*SET PROBLEM*:
Scan the data for lines with "SCHOOL" and report the count by itself.
**** LISTED RECORDS ****
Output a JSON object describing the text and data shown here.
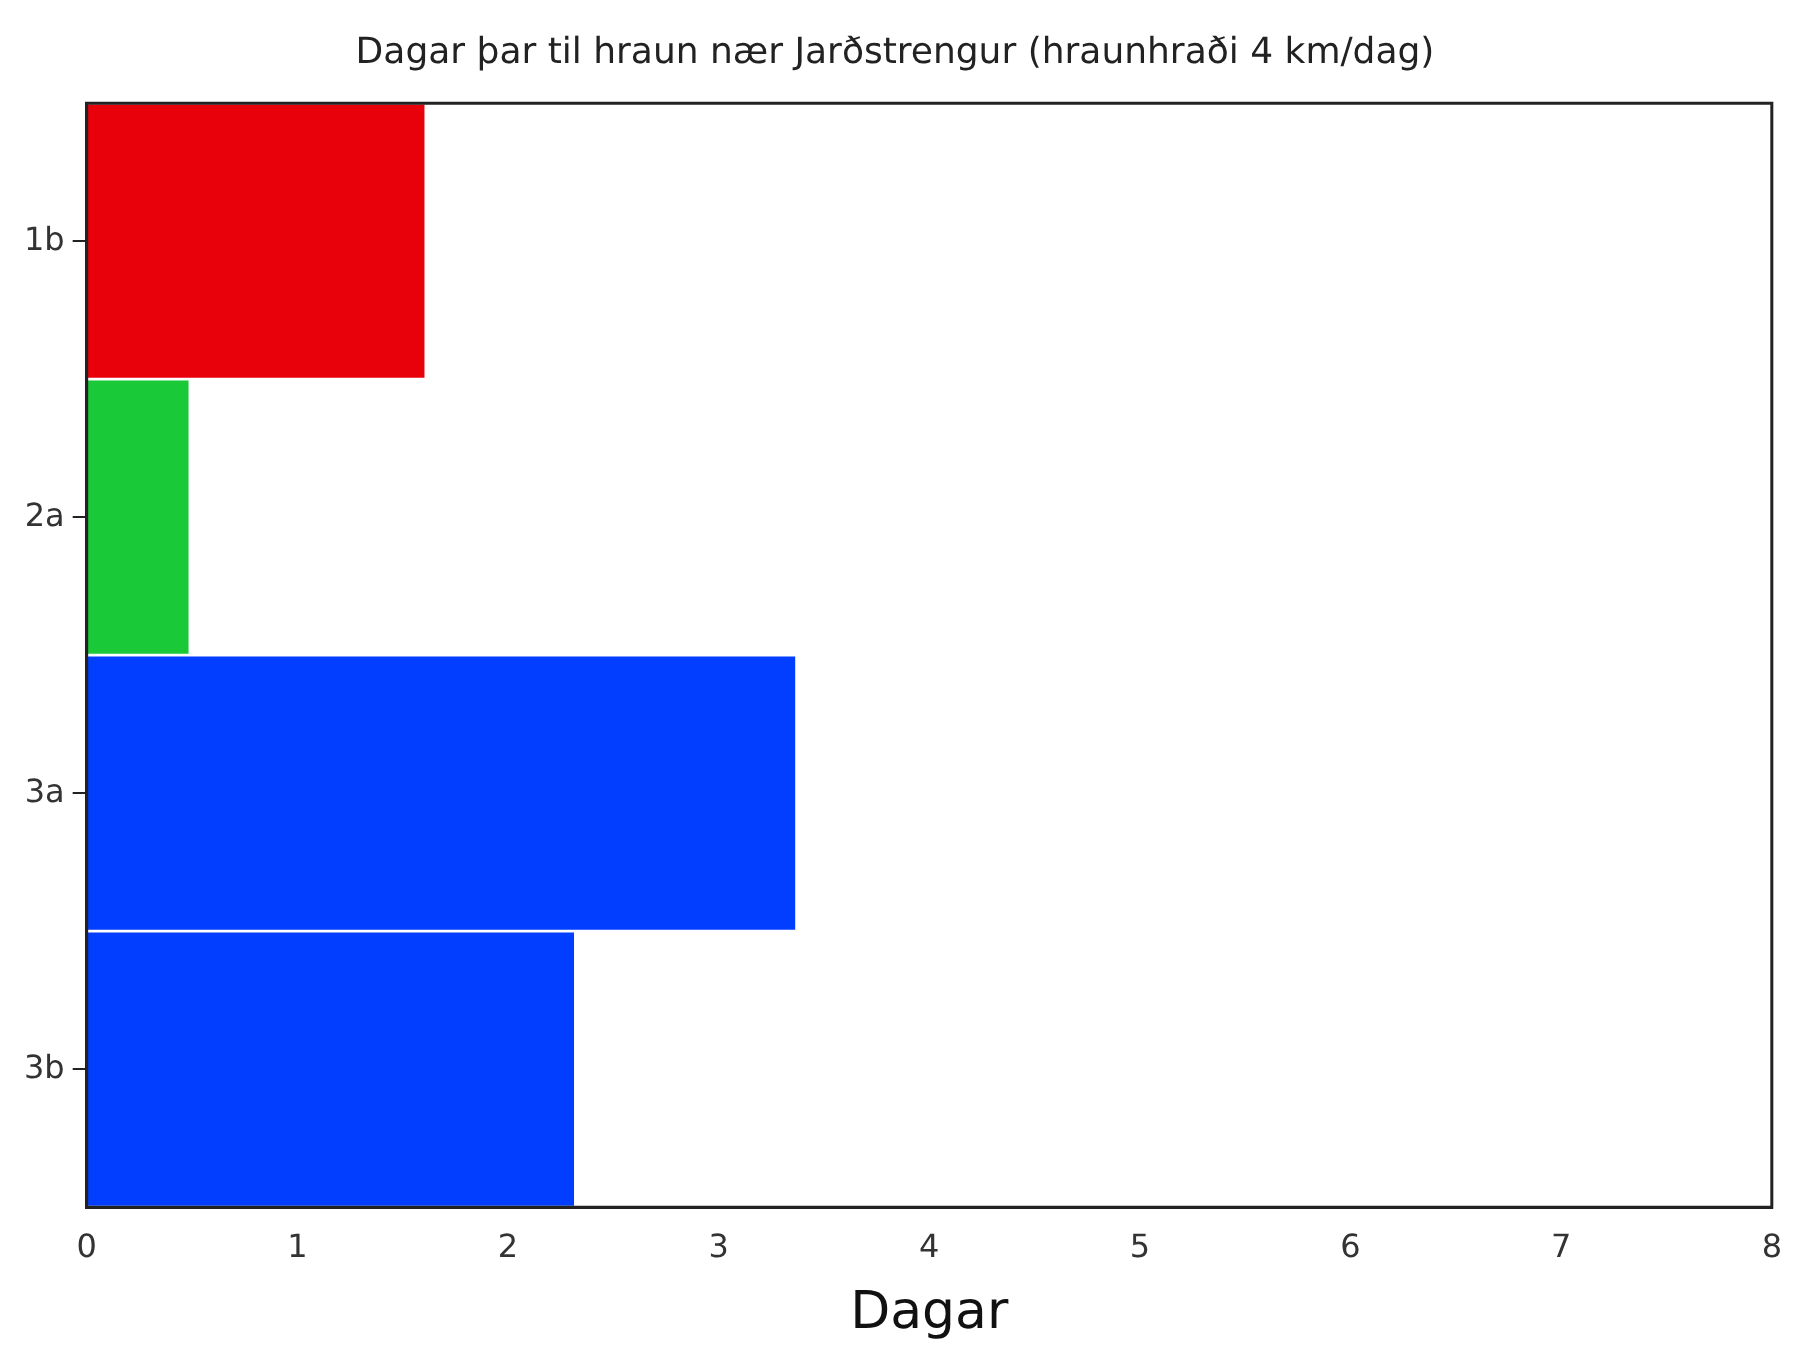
{
  "chart_data": {
    "type": "bar",
    "orientation": "horizontal",
    "title": "Dagar þar til hraun nær Jarðstrengur (hraunhraði 4 km/dag)",
    "xlabel": "Dagar",
    "categories": [
      "1b",
      "2a",
      "3a",
      "3b"
    ],
    "values": [
      1.61,
      0.49,
      3.37,
      2.32
    ],
    "colors": [
      "#e8000b",
      "#1ac938",
      "#023eff",
      "#023eff"
    ],
    "xlim": [
      0,
      8
    ],
    "xticks": [
      0,
      1,
      2,
      3,
      4,
      5,
      6,
      7,
      8
    ],
    "grid": false,
    "legend": false
  }
}
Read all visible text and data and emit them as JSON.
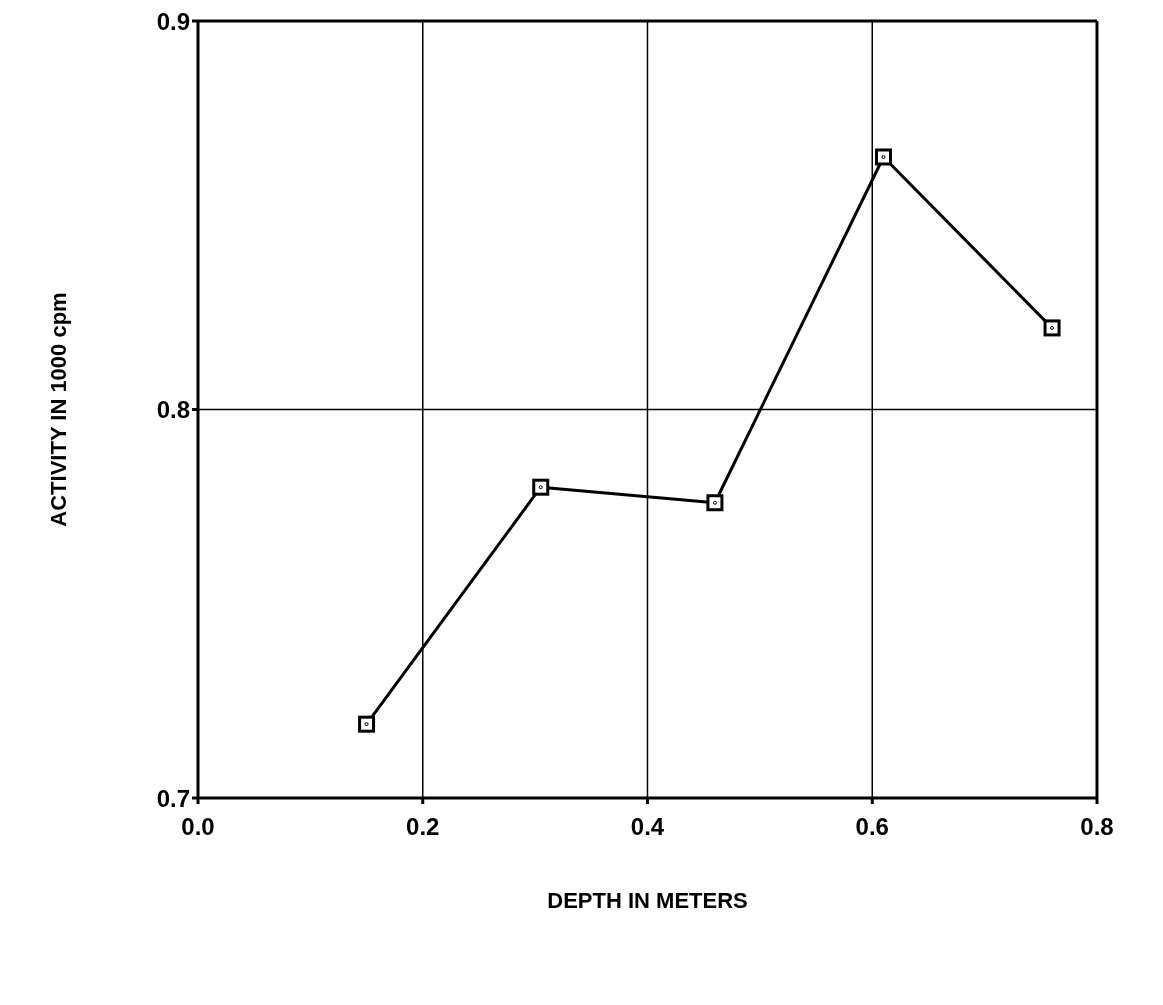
{
  "chart_data": {
    "type": "line",
    "xlabel": "DEPTH IN METERS",
    "ylabel": "ACTIVITY IN  1000  cpm",
    "x": [
      0.15,
      0.305,
      0.46,
      0.61,
      0.76
    ],
    "series": [
      {
        "color": "#000000",
        "values": [
          0.719,
          0.78,
          0.776,
          0.865,
          0.821
        ]
      }
    ],
    "xlim": [
      0,
      0.8
    ],
    "xticks": [
      {
        "value": 0,
        "label": "0.0"
      },
      0.2,
      0.4,
      0.6,
      0.8
    ],
    "ylim": [
      0.7,
      0.9
    ],
    "yticks": [
      0.7,
      0.8,
      0.9
    ],
    "grid": true,
    "marker": "square",
    "line_style": "solid",
    "legend": false
  }
}
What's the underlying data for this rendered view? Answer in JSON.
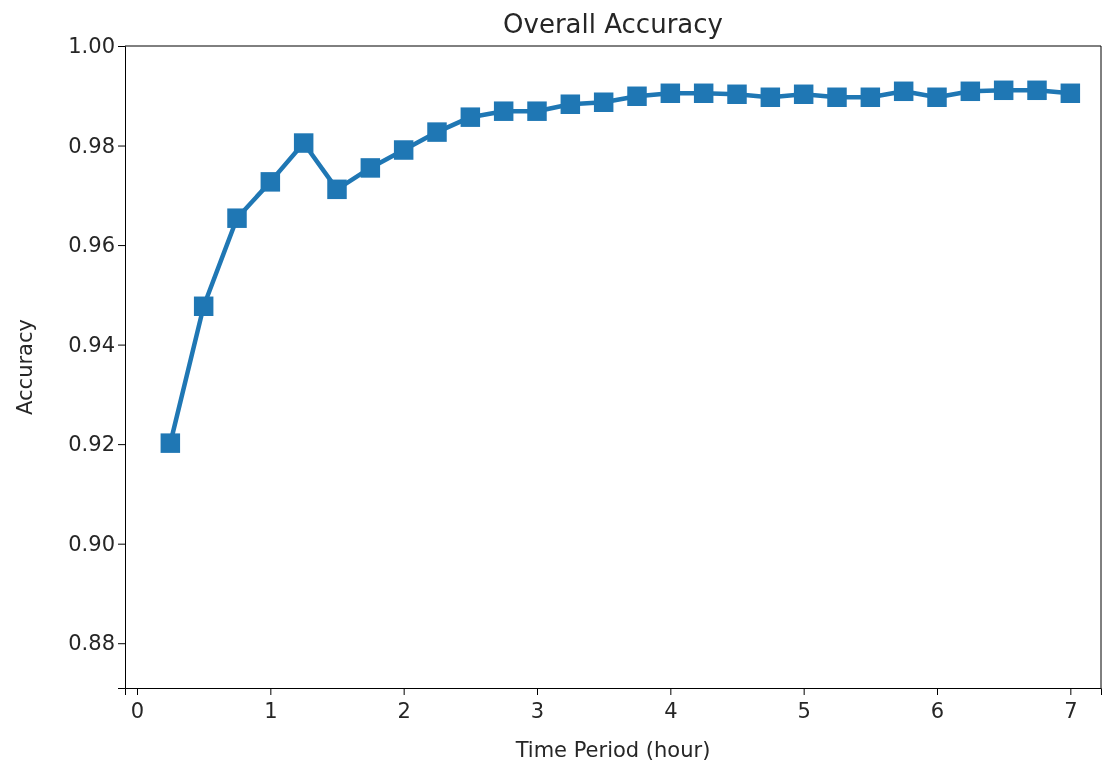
{
  "chart_data": {
    "type": "line",
    "title": "Overall Accuracy",
    "xlabel": "Time Period (hour)",
    "ylabel": "Accuracy",
    "x": [
      0.25,
      0.5,
      0.75,
      1,
      1.25,
      1.5,
      1.75,
      2,
      2.25,
      2.5,
      2.75,
      3,
      3.25,
      3.5,
      3.75,
      4,
      4.25,
      4.5,
      4.75,
      5,
      5.25,
      5.5,
      5.75,
      6,
      6.25,
      6.5,
      6.75,
      7
    ],
    "series": [
      {
        "color": "#1f77b4",
        "values": [
          0.9202,
          0.9477,
          0.9654,
          0.9727,
          0.9805,
          0.9712,
          0.9755,
          0.9791,
          0.9827,
          0.9857,
          0.9869,
          0.9869,
          0.9883,
          0.9887,
          0.9899,
          0.9905,
          0.9905,
          0.9903,
          0.9897,
          0.9903,
          0.9897,
          0.9897,
          0.9909,
          0.9897,
          0.9909,
          0.9911,
          0.9911,
          0.9905
        ]
      }
    ],
    "xlim": [
      -0.09,
      7.23
    ],
    "ylim": [
      0.871,
      1.0
    ],
    "xticks": [
      0,
      1,
      2,
      3,
      4,
      5,
      6,
      7
    ],
    "yticks": [
      {
        "value": 0.88,
        "label": "0.88"
      },
      {
        "value": 0.9,
        "label": "0.90"
      },
      {
        "value": 0.92,
        "label": "0.92"
      },
      {
        "value": 0.94,
        "label": "0.94"
      },
      {
        "value": 0.96,
        "label": "0.96"
      },
      {
        "value": 0.98,
        "label": "0.98"
      },
      {
        "value": 1.0,
        "label": "1.00"
      }
    ],
    "marker": "square",
    "line_style": "solid"
  }
}
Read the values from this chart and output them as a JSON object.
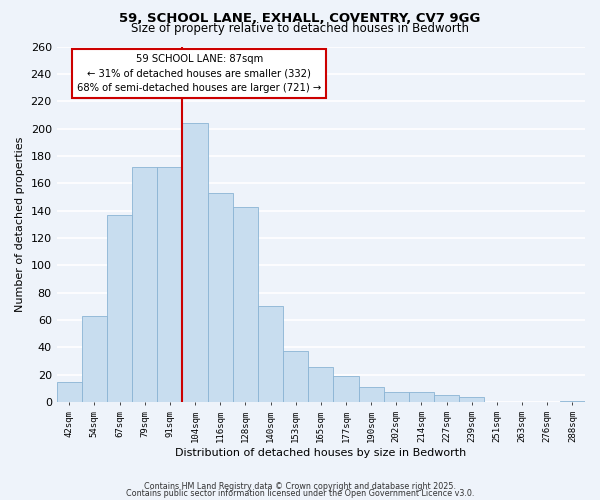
{
  "title": "59, SCHOOL LANE, EXHALL, COVENTRY, CV7 9GG",
  "subtitle": "Size of property relative to detached houses in Bedworth",
  "xlabel": "Distribution of detached houses by size in Bedworth",
  "ylabel": "Number of detached properties",
  "bar_color": "#c8ddef",
  "bar_edge_color": "#8ab4d4",
  "categories": [
    "42sqm",
    "54sqm",
    "67sqm",
    "79sqm",
    "91sqm",
    "104sqm",
    "116sqm",
    "128sqm",
    "140sqm",
    "153sqm",
    "165sqm",
    "177sqm",
    "190sqm",
    "202sqm",
    "214sqm",
    "227sqm",
    "239sqm",
    "251sqm",
    "263sqm",
    "276sqm",
    "288sqm"
  ],
  "values": [
    15,
    63,
    137,
    172,
    172,
    204,
    153,
    143,
    70,
    37,
    26,
    19,
    11,
    7,
    7,
    5,
    4,
    0,
    0,
    0,
    1
  ],
  "ylim": [
    0,
    260
  ],
  "yticks": [
    0,
    20,
    40,
    60,
    80,
    100,
    120,
    140,
    160,
    180,
    200,
    220,
    240,
    260
  ],
  "property_line_label": "59 SCHOOL LANE: 87sqm",
  "annotation_line1": "← 31% of detached houses are smaller (332)",
  "annotation_line2": "68% of semi-detached houses are larger (721) →",
  "footer1": "Contains HM Land Registry data © Crown copyright and database right 2025.",
  "footer2": "Contains public sector information licensed under the Open Government Licence v3.0.",
  "bg_color": "#eef3fa",
  "grid_color": "#ffffff",
  "annotation_box_color": "#ffffff",
  "annotation_box_edge": "#cc0000",
  "red_line_color": "#cc0000",
  "red_line_x": 4.5
}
****
*PROBLEM SOLUTION*:
2